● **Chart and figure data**
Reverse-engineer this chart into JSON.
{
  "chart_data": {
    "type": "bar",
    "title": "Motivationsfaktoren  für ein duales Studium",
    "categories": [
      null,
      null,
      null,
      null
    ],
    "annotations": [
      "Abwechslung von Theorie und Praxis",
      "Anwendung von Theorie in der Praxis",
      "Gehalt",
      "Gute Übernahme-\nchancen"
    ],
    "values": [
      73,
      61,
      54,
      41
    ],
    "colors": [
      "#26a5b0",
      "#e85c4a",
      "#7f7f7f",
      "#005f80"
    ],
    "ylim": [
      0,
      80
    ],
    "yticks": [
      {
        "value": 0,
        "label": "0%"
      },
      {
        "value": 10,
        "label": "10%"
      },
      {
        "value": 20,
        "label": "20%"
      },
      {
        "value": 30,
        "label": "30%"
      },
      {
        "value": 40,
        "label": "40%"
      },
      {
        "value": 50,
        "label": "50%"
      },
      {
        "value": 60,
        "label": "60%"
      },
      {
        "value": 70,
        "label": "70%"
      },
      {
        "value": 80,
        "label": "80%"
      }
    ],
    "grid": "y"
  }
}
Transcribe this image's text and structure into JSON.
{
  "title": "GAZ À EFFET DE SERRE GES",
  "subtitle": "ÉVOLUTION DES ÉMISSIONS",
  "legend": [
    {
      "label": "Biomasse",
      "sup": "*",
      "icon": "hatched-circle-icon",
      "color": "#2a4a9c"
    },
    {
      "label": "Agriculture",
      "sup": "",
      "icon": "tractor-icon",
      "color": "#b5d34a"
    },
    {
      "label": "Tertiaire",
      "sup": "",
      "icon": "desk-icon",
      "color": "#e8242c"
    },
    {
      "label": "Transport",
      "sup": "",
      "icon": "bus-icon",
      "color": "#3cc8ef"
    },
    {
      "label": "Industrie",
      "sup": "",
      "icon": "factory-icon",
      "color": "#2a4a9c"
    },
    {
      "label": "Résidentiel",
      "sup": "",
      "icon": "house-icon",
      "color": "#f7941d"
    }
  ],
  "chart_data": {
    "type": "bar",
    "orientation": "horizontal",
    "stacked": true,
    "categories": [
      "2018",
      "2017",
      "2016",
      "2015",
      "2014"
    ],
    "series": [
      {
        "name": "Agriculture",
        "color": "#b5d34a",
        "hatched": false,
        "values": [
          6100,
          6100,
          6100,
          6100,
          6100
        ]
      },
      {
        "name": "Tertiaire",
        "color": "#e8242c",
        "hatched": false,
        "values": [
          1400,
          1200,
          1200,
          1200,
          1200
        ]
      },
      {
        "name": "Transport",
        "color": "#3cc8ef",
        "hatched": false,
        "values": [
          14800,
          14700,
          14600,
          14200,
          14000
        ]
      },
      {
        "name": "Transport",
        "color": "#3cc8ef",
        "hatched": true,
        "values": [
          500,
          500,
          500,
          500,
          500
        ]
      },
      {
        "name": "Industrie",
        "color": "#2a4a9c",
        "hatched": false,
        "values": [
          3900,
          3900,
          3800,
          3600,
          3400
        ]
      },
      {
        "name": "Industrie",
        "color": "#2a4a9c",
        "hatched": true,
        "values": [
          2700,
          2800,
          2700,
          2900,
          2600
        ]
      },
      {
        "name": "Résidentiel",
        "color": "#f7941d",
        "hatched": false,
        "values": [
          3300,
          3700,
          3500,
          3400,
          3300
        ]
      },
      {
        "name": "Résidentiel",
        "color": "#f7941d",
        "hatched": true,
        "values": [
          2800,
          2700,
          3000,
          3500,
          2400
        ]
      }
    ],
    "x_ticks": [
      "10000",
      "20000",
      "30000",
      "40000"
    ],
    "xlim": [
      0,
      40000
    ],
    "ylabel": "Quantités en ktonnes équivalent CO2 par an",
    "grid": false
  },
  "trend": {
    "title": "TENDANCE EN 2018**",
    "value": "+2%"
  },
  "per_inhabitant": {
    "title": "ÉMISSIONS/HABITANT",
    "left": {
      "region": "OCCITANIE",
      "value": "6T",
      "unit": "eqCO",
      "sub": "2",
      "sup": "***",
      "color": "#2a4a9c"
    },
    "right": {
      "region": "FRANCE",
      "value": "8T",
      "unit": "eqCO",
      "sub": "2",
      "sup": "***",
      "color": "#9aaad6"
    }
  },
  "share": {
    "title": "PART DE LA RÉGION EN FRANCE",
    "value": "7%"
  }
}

● **The request**
Gather up the lines that contain the word "this".

● **Task answer**
Reverse-engineer this chart into JSON.
Transcribe this image's text and structure into JSON.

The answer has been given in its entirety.